## MATERIALS PROVIDED
_ _ _ _ _ _ _
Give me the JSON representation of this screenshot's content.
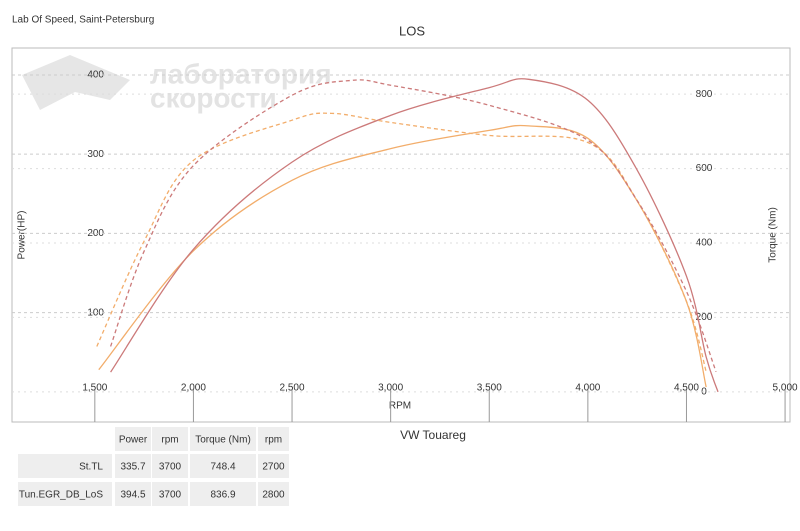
{
  "chart_data": {
    "type": "line",
    "header": "Lab Of Speed, Saint-Petersburg",
    "title": "LOS",
    "subtitle": "VW Touareg",
    "watermark": [
      "лаборатория",
      "скорости"
    ],
    "xlabel": "RPM",
    "ylabel": "Power(HP)",
    "y2label": "Torque (Nm)",
    "xlim": [
      1080,
      5025
    ],
    "xticks": [
      {
        "value": 1500,
        "label": "1,500"
      },
      {
        "value": 2000,
        "label": "2,000"
      },
      {
        "value": 2500,
        "label": "2,500"
      },
      {
        "value": 3000,
        "label": "3,000"
      },
      {
        "value": 3500,
        "label": "3,500"
      },
      {
        "value": 4000,
        "label": "4,000"
      },
      {
        "value": 4500,
        "label": "4,500"
      },
      {
        "value": 5000,
        "label": "5,000"
      }
    ],
    "ylim": [
      -38,
      434
    ],
    "yticks": [
      100,
      200,
      300,
      400
    ],
    "y2lim": [
      -81,
      924
    ],
    "y2ticks": [
      0,
      200,
      400,
      600,
      800
    ],
    "grid": true,
    "series": [
      {
        "name": "St.TL",
        "color": "#f2ad6b",
        "dashed": false,
        "axis": "y",
        "x": [
          1520,
          2000,
          2500,
          3000,
          3500,
          3700,
          4000,
          4250,
          4500,
          4600
        ],
        "values": [
          28,
          178,
          267,
          307,
          330,
          335.7,
          320,
          241,
          114,
          6
        ]
      },
      {
        "name": "Tun.EGR_DB_LoS",
        "color": "#cc7a7a",
        "dashed": false,
        "axis": "y",
        "x": [
          1580,
          2000,
          2500,
          3000,
          3500,
          3700,
          4000,
          4250,
          4500,
          4600,
          4660
        ],
        "values": [
          25,
          180,
          290,
          349,
          384,
          394.5,
          368,
          280,
          146,
          44,
          0
        ]
      },
      {
        "name": "St.TL",
        "color": "#f2ad6b",
        "dashed": true,
        "axis": "y2",
        "x": [
          1510,
          1750,
          2000,
          2500,
          2700,
          3000,
          3500,
          4000,
          4250,
          4500,
          4600
        ],
        "values": [
          122,
          405,
          622,
          730,
          748.4,
          724,
          689,
          670,
          514,
          243,
          54
        ]
      },
      {
        "name": "Tun.EGR_DB_LoS",
        "color": "#cc7a7a",
        "dashed": true,
        "axis": "y2",
        "x": [
          1580,
          1750,
          2000,
          2500,
          2800,
          3000,
          3500,
          4000,
          4250,
          4500,
          4650
        ],
        "values": [
          122,
          378,
          608,
          797,
          836.9,
          824,
          770,
          676,
          514,
          270,
          54
        ]
      }
    ]
  },
  "table": {
    "header": [
      "Power",
      "rpm",
      "Torque (Nm)",
      "rpm"
    ],
    "rows": [
      {
        "name": "St.TL",
        "color": "#e8892e",
        "cells": [
          335.7,
          3700,
          748.4,
          2700
        ]
      },
      {
        "name": "Tun.EGR_DB_LoS",
        "color": "#c0392b",
        "cells": [
          394.5,
          3700,
          836.9,
          2800
        ]
      }
    ]
  }
}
_ _ _ _ _ _ _
## PROBLEM TO WORK ON
In your copy of the records, include no pictures; repeat everything else exactly.

## FINISHED ANSWER
Give me the JSON representation of this screenshot's content.
{
  "chart_data": {
    "type": "line",
    "header": "Lab Of Speed, Saint-Petersburg",
    "title": "LOS",
    "subtitle": "VW Touareg",
    "watermark": [
      "лаборатория",
      "скорости"
    ],
    "xlabel": "RPM",
    "ylabel": "Power(HP)",
    "y2label": "Torque (Nm)",
    "xlim": [
      1080,
      5025
    ],
    "xticks": [
      {
        "value": 1500,
        "label": "1,500"
      },
      {
        "value": 2000,
        "label": "2,000"
      },
      {
        "value": 2500,
        "label": "2,500"
      },
      {
        "value": 3000,
        "label": "3,000"
      },
      {
        "value": 3500,
        "label": "3,500"
      },
      {
        "value": 4000,
        "label": "4,000"
      },
      {
        "value": 4500,
        "label": "4,500"
      },
      {
        "value": 5000,
        "label": "5,000"
      }
    ],
    "ylim": [
      -38,
      434
    ],
    "yticks": [
      100,
      200,
      300,
      400
    ],
    "y2lim": [
      -81,
      924
    ],
    "y2ticks": [
      0,
      200,
      400,
      600,
      800
    ],
    "grid": true,
    "series": [
      {
        "name": "St.TL",
        "color": "#f2ad6b",
        "dashed": false,
        "axis": "y",
        "x": [
          1520,
          2000,
          2500,
          3000,
          3500,
          3700,
          4000,
          4250,
          4500,
          4600
        ],
        "values": [
          28,
          178,
          267,
          307,
          330,
          335.7,
          320,
          241,
          114,
          6
        ]
      },
      {
        "name": "Tun.EGR_DB_LoS",
        "color": "#cc7a7a",
        "dashed": false,
        "axis": "y",
        "x": [
          1580,
          2000,
          2500,
          3000,
          3500,
          3700,
          4000,
          4250,
          4500,
          4600,
          4660
        ],
        "values": [
          25,
          180,
          290,
          349,
          384,
          394.5,
          368,
          280,
          146,
          44,
          0
        ]
      },
      {
        "name": "St.TL",
        "color": "#f2ad6b",
        "dashed": true,
        "axis": "y2",
        "x": [
          1510,
          1750,
          2000,
          2500,
          2700,
          3000,
          3500,
          4000,
          4250,
          4500,
          4600
        ],
        "values": [
          122,
          405,
          622,
          730,
          748.4,
          724,
          689,
          670,
          514,
          243,
          54
        ]
      },
      {
        "name": "Tun.EGR_DB_LoS",
        "color": "#cc7a7a",
        "dashed": true,
        "axis": "y2",
        "x": [
          1580,
          1750,
          2000,
          2500,
          2800,
          3000,
          3500,
          4000,
          4250,
          4500,
          4650
        ],
        "values": [
          122,
          378,
          608,
          797,
          836.9,
          824,
          770,
          676,
          514,
          270,
          54
        ]
      }
    ]
  },
  "table": {
    "header": [
      "Power",
      "rpm",
      "Torque (Nm)",
      "rpm"
    ],
    "rows": [
      {
        "name": "St.TL",
        "color": "#e8892e",
        "cells": [
          335.7,
          3700,
          748.4,
          2700
        ]
      },
      {
        "name": "Tun.EGR_DB_LoS",
        "color": "#c0392b",
        "cells": [
          394.5,
          3700,
          836.9,
          2800
        ]
      }
    ]
  }
}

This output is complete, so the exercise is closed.